— Dataset items —
- - - -

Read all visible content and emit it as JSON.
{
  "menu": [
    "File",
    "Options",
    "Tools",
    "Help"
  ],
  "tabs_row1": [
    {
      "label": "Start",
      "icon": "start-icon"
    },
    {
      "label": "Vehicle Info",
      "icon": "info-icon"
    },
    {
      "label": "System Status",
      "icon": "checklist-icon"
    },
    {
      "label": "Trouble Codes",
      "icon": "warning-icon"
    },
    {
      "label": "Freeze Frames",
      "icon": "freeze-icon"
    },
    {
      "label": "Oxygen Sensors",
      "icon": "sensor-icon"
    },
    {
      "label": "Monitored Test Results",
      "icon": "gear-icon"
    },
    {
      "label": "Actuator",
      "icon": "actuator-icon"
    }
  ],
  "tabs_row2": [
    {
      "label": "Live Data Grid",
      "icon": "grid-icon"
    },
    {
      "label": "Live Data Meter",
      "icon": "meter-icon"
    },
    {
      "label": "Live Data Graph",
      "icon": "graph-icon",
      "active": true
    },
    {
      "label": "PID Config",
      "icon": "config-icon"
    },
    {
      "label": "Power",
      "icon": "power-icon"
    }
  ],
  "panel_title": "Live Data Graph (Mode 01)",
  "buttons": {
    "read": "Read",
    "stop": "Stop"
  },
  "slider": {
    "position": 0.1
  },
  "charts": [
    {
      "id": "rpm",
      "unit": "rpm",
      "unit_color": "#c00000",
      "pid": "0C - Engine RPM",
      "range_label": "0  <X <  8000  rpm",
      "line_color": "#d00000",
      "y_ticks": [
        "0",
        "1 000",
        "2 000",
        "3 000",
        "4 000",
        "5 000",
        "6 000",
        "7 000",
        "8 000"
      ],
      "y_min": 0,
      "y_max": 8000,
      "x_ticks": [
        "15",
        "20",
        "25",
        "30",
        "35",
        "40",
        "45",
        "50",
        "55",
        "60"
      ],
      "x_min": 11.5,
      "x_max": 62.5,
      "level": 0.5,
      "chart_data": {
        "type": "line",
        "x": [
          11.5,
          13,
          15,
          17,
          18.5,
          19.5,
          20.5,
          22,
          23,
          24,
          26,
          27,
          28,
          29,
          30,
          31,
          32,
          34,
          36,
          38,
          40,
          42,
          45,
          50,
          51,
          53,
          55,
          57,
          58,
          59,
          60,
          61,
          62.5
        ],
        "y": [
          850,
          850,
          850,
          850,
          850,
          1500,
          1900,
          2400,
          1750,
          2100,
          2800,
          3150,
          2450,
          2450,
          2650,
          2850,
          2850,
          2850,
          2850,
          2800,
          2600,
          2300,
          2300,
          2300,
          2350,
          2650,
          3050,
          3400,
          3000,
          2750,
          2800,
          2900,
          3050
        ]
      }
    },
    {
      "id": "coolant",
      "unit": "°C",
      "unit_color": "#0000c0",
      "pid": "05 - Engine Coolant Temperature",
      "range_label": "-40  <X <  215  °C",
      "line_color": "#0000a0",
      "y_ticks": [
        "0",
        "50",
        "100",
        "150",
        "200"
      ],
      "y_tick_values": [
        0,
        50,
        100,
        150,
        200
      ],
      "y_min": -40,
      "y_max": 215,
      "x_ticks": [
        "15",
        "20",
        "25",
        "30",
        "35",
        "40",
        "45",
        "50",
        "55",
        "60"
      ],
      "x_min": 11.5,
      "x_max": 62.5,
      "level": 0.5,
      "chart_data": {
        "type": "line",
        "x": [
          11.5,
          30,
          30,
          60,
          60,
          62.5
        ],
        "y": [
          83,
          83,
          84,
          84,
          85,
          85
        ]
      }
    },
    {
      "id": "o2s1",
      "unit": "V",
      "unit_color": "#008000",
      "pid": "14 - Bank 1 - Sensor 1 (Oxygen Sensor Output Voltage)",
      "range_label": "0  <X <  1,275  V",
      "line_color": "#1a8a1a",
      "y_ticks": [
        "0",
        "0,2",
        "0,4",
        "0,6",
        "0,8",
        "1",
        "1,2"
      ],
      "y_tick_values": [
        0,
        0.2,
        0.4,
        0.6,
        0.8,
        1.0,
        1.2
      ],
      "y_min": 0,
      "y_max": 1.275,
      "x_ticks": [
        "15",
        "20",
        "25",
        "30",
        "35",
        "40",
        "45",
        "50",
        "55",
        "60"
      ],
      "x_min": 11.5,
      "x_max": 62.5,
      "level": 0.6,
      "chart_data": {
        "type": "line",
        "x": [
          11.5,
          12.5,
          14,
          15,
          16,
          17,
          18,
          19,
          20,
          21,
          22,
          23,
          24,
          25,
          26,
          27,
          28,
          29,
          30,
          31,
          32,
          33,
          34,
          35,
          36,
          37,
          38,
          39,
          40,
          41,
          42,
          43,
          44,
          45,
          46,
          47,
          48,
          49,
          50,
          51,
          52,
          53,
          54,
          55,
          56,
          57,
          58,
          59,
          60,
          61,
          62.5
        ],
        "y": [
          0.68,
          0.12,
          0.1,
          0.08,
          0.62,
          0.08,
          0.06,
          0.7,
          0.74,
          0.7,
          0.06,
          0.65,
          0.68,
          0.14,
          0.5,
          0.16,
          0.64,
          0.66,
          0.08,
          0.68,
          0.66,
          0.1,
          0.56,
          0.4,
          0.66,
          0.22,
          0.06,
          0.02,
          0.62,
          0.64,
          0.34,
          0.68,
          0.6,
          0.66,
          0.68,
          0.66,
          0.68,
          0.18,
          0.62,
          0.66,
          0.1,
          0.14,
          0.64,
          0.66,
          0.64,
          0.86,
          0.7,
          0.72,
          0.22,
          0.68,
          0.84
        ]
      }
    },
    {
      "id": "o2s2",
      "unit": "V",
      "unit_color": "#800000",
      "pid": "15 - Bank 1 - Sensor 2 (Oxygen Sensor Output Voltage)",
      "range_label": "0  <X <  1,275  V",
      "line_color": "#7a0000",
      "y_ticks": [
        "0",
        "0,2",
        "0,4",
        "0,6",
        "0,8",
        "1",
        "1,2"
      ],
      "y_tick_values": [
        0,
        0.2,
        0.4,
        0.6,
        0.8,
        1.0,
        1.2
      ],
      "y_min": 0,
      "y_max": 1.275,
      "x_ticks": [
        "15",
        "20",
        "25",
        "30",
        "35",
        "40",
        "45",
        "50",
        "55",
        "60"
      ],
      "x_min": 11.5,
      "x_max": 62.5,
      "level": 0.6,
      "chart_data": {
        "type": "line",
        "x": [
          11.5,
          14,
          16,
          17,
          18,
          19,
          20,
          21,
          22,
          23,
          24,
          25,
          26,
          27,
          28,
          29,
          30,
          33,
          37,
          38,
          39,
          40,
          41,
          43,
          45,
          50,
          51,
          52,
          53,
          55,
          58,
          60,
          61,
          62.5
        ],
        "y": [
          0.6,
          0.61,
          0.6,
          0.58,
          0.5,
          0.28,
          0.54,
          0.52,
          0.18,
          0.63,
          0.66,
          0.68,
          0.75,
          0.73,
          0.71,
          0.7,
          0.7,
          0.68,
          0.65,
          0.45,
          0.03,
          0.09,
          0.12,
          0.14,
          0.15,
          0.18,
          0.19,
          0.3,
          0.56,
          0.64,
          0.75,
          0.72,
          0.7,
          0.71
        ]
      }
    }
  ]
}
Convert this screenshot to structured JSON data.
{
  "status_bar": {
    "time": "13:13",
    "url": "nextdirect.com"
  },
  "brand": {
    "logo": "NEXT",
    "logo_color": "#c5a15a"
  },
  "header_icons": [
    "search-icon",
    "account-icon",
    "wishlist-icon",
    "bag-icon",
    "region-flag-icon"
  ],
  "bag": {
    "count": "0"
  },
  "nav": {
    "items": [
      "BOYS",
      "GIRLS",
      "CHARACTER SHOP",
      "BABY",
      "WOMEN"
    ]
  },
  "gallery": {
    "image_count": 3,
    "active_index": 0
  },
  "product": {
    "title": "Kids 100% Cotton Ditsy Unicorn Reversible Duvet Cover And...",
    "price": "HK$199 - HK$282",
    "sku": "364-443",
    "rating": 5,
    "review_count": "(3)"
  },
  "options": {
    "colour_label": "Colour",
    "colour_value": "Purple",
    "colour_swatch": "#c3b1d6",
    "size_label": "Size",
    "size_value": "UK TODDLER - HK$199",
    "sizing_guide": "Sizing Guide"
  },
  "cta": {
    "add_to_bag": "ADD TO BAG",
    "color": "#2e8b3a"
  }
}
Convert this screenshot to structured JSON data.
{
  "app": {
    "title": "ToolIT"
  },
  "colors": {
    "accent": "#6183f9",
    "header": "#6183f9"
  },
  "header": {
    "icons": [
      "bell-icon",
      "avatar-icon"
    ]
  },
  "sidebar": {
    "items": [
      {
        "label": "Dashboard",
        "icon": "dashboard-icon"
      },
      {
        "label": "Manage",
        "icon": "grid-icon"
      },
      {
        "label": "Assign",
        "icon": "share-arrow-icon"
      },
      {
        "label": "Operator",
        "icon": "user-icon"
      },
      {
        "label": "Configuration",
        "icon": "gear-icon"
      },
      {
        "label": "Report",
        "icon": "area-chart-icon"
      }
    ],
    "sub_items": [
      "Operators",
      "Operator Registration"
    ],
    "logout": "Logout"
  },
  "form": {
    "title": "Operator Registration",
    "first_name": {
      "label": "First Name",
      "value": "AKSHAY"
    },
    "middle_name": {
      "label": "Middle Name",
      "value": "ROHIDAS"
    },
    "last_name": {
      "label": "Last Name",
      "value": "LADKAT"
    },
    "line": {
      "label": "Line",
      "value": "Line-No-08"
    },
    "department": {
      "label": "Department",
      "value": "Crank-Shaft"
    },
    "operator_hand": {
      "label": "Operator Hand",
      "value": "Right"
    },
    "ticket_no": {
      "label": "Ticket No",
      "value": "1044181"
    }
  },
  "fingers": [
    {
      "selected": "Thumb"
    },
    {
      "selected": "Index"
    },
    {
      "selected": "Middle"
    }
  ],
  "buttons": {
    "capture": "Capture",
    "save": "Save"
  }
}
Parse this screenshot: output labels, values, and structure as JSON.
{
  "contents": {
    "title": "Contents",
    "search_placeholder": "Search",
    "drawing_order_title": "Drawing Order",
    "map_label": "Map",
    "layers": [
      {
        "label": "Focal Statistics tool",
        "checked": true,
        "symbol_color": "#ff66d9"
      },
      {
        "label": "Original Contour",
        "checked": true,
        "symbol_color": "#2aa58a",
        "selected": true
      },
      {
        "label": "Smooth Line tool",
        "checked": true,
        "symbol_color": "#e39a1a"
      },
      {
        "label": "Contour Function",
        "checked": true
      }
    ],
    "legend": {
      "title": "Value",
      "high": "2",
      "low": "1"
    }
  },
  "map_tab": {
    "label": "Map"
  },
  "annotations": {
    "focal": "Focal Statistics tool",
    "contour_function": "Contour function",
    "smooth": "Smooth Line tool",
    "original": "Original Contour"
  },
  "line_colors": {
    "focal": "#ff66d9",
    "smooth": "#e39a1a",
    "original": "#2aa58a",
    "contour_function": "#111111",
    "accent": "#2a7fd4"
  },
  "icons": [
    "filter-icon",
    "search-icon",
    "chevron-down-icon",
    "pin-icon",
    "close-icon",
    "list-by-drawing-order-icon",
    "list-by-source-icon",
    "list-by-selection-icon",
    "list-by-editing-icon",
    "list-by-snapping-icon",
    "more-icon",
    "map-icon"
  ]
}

- - - -

Count every line of the records that holds "Engine". State the number, nothing else.

2